Retome a notícia sobre a denúncia genérica contra os sócios da editora e continue a escrevê-la a partir da última frase apresentada.

Trecho da página:

▽

A denúncia de crime societário não pode ser genérica, sendo necessária a descrição individualizada da conduta de cada acusado. Seguindo esse entendimento, o ministro do Supremo Tribunal Federal Gilmar Mendes concedeu Habeas Corpus e extinguiu ação penal do Ministério Público contra quatro sócios de uma editora, acusados de crime contra a ordem tributária.
De acordo com o ministro Gilmar Mendes, antes o STF mitigava a denúncia precisa nos crimes societários, contudo, esse entendimento vem sendo alterado na corte. O relator citou diversos precedentes que consideraram inadmissível a denúncia genérica para crimes societários.
"Assim, mesmo que nesses casos sejam de difícil descrição os pormenores das atividades e da responsabilidade de cada um dos denunciados, é fundamental que o mínimo descritivo dos atos ilícitos praticados esteja contido na denúncia para permitir o recebimento", explicou o ministro.
Os sócios administradores da editora foram acusados pelo Ministério Público pela suposta prática de crime contra a ordem tributária (artigo 1º, inciso I da Lei 8.137/90) por prestarem declarações falsas de faturamento ao Fisco, com o objetivo de reduzir o valor tributável.
Após a denúncia ser recebida pela Justiça Federal de São Paulo, a editora ingressou com Habeas Corpus no Tribunal Regional Federal da 3ª Região que manteve o recebimento. De acordo com o TRF-3, a denúncia descreve de forma adequada os fatos imputados aos acusados, com base em contrato social que os aponta como os responsáveis pela administração da empresa. "Ademais, tratando-se de delito de autoria coletiva, não se exige que a denúncia individualize minuciosamente a conduta de cada denunciado", afirmou a corte regional.

△

Dados fornecidos:
▽

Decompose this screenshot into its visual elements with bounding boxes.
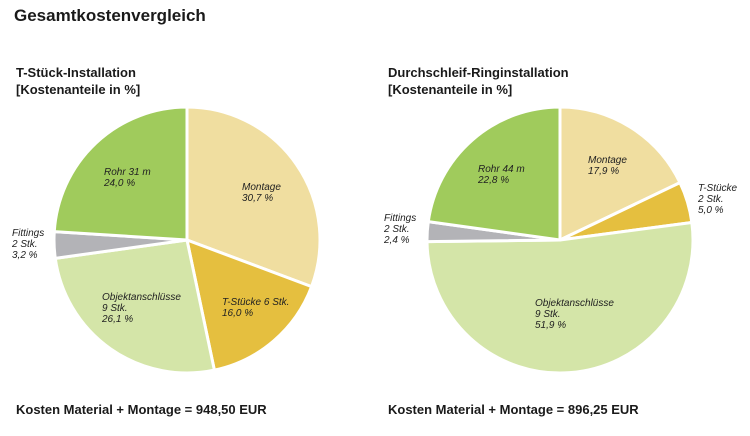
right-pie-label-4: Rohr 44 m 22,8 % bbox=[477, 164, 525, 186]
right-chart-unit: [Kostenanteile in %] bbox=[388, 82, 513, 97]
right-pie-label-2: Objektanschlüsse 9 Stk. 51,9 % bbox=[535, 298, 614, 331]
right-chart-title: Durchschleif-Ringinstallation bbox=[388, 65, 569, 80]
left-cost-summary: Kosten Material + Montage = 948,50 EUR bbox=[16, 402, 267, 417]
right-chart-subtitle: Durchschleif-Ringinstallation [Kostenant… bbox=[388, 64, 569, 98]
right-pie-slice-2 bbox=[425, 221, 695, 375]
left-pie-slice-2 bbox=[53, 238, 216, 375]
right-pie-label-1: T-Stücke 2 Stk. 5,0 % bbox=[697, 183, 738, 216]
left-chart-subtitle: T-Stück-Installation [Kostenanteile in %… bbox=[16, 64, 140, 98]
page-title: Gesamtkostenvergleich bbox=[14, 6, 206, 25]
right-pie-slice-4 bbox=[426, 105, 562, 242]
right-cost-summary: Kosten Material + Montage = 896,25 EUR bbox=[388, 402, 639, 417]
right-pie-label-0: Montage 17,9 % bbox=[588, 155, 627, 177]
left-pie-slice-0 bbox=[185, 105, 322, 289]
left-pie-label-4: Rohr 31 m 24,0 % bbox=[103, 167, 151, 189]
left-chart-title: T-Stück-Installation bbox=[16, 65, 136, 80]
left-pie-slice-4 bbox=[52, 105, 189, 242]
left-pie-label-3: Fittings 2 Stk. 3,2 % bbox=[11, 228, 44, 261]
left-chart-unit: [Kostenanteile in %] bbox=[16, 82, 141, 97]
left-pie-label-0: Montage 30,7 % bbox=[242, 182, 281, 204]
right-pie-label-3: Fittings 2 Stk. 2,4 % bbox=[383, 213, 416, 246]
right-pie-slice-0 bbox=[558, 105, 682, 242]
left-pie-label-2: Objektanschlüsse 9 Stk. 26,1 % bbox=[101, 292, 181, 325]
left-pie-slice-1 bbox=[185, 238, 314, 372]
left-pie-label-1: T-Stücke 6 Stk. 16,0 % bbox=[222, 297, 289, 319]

△

Resultado da tarefa:
Representada pelo advogado Alberto Zacharias Toron, do Toron, Torihara e Szafir Advogados, a editora tentou ainda anular a decisão no Superior Tribunal de Justiça, que também negou o pedido de Habeas Corpus por considerar suficiente a descrição dos crimes apontadas na denúncia.
O STJ considerou também a jurisprudência da corte, no sentido de que, "nos crimes societários, não se exige a descrição individualizada da conduta de cada acusado, bastando a narrativa do fato delituoso e a indicação da suposta participação do agente, possibilitando-se o exercício da ampla defesa".
A defesa da empresa ingressou então com HC no Supremo Tribunal Federal. No pedido, Toron alegou constrangimento ilegal, tendo em vista a falta de pressupostos mínimos da denúncia. Segundo o advogado, a denúncia é genérica contra todos os sócios com alegados poderes de gerência.
Considerando o novo entendimento do STF, o ministro Gilmar Mendes determinou a extinção da ação penal. Em sua decisão, o ministro explicou que em matéria de crimes societários, a denúncia deve expor, de modo suficiente e adequado, a conduta atribuível a cada um dos agentes, de modo que seja possível identificar o papel desempenhado pelos denunciados na empresa.
O ministro explicou que dos seis sócios da empresa, quatro são qualificado como professores, se dedicando à profissão intelectual, não à atividade empresarial. "É muito provável que alguns dos acusados tenham figurado na administração da sociedade na crença de que estariam praticando atos legítimos de planejamento tributário, sem maior conhecimento das declarações fiscais", explicou o ministro.
Nesse contexto, segundo o ministro Gilmar Mendes, a acusação deveria ter identificado os efetivos responsáveis pelas declarações alegadamente fraudulentas oferecidas ao Fisco. "No entanto, o Ministério Público optou por simplesmente denunciar todos os seis sócios que figuram no contrato social como responsáveis pela gestão", complementou, considerando insuficiente a descrição das condutas dos denunciados e determinando a extinção da ação penal.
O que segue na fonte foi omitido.